▶ _AIM_: Copy exactly the run of lines that begins at the line with "Convert this document image to plain text." and ends at the final line of the entries.
# start of INFORMATION GIVEN
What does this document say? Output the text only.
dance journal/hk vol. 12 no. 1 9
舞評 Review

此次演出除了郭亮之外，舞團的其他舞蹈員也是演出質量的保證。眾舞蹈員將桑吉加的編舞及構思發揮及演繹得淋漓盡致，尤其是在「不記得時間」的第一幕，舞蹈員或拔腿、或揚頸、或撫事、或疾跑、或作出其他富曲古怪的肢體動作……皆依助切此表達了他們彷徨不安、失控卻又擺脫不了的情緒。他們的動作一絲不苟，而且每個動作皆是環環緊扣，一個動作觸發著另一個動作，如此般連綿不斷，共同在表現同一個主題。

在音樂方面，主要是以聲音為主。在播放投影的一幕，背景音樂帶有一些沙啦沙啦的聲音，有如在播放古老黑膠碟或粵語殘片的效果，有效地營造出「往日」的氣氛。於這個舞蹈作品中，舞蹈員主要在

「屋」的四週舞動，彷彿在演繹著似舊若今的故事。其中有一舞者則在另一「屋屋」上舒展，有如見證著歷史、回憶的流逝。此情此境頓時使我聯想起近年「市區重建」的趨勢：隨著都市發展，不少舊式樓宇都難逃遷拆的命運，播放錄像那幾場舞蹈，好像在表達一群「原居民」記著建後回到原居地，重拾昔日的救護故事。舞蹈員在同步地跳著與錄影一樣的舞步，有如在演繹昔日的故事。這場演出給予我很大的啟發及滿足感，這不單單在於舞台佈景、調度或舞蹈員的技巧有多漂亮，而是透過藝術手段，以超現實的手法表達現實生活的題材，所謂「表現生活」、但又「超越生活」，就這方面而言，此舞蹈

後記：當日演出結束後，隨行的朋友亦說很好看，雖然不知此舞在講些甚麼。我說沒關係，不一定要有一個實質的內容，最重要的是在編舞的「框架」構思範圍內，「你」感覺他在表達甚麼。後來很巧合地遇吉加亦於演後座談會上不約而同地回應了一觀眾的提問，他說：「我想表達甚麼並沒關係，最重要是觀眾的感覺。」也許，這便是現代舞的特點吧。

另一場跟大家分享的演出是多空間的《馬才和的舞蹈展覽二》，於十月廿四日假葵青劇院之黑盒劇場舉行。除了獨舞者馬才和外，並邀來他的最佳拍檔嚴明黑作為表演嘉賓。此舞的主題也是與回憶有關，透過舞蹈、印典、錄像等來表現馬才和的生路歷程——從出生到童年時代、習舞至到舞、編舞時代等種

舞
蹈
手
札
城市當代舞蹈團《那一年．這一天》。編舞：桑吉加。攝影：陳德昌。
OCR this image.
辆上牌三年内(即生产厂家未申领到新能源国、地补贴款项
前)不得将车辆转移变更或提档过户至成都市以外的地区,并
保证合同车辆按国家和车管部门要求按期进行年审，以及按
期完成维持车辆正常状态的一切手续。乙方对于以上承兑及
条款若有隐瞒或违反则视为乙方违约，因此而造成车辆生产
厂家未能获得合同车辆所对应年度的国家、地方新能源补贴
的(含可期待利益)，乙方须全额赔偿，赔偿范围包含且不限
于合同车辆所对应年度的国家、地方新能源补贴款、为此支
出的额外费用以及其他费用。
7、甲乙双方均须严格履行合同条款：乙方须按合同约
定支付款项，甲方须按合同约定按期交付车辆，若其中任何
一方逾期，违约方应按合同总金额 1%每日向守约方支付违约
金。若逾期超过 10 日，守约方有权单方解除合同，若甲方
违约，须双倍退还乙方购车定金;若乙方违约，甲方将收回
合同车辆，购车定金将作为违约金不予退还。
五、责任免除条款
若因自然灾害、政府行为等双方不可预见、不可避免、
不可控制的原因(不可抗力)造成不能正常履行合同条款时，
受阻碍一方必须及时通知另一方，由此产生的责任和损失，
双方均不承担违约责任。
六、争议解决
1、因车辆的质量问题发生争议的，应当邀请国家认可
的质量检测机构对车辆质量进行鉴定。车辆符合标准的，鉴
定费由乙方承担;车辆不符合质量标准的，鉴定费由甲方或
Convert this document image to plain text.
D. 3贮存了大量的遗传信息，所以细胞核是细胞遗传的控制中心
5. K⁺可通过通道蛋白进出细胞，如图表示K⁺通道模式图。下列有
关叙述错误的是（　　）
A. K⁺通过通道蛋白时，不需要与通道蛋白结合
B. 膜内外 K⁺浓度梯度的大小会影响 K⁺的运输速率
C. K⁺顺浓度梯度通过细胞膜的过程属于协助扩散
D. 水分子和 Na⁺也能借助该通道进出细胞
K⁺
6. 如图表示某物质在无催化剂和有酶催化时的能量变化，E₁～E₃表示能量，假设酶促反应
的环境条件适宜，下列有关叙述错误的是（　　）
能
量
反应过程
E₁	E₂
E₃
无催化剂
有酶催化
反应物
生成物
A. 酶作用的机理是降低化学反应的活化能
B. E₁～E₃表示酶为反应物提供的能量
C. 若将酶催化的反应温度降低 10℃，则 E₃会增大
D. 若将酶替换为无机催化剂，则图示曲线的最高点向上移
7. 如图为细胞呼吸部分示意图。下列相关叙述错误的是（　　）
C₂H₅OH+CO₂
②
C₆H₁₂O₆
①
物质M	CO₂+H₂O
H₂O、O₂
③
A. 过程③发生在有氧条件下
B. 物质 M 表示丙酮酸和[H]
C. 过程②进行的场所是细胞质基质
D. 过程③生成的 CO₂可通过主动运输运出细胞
# end of INFORMATION GIVEN
▶ _SOLUTION BELOW_:
Convert this document image to plain text.
D. 3贮存了大量的遗传信息，所以细胞核是细胞遗传的控制中心
5. K⁺可通过通道蛋白进出细胞，如图表示K⁺通道模式图。下列有
关叙述错误的是（　　）
A. K⁺通过通道蛋白时，不需要与通道蛋白结合
B. 膜内外 K⁺浓度梯度的大小会影响 K⁺的运输速率
C. K⁺顺浓度梯度通过细胞膜的过程属于协助扩散
D. 水分子和 Na⁺也能借助该通道进出细胞
K⁺
6. 如图表示某物质在无催化剂和有酶催化时的能量变化，E₁～E₃表示能量，假设酶促反应
的环境条件适宜，下列有关叙述错误的是（　　）
能
量
反应过程
E₁	E₂
E₃
无催化剂
有酶催化
反应物
生成物
A. 酶作用的机理是降低化学反应的活化能
B. E₁～E₃表示酶为反应物提供的能量
C. 若将酶催化的反应温度降低 10℃，则 E₃会增大
D. 若将酶替换为无机催化剂，则图示曲线的最高点向上移
7. 如图为细胞呼吸部分示意图。下列相关叙述错误的是（　　）
C₂H₅OH+CO₂
②
C₆H₁₂O₆
①
物质M	CO₂+H₂O
H₂O、O₂
③
A. 过程③发生在有氧条件下
B. 物质 M 表示丙酮酸和[H]
C. 过程②进行的场所是细胞质基质
D. 过程③生成的 CO₂可通过主动运输运出细胞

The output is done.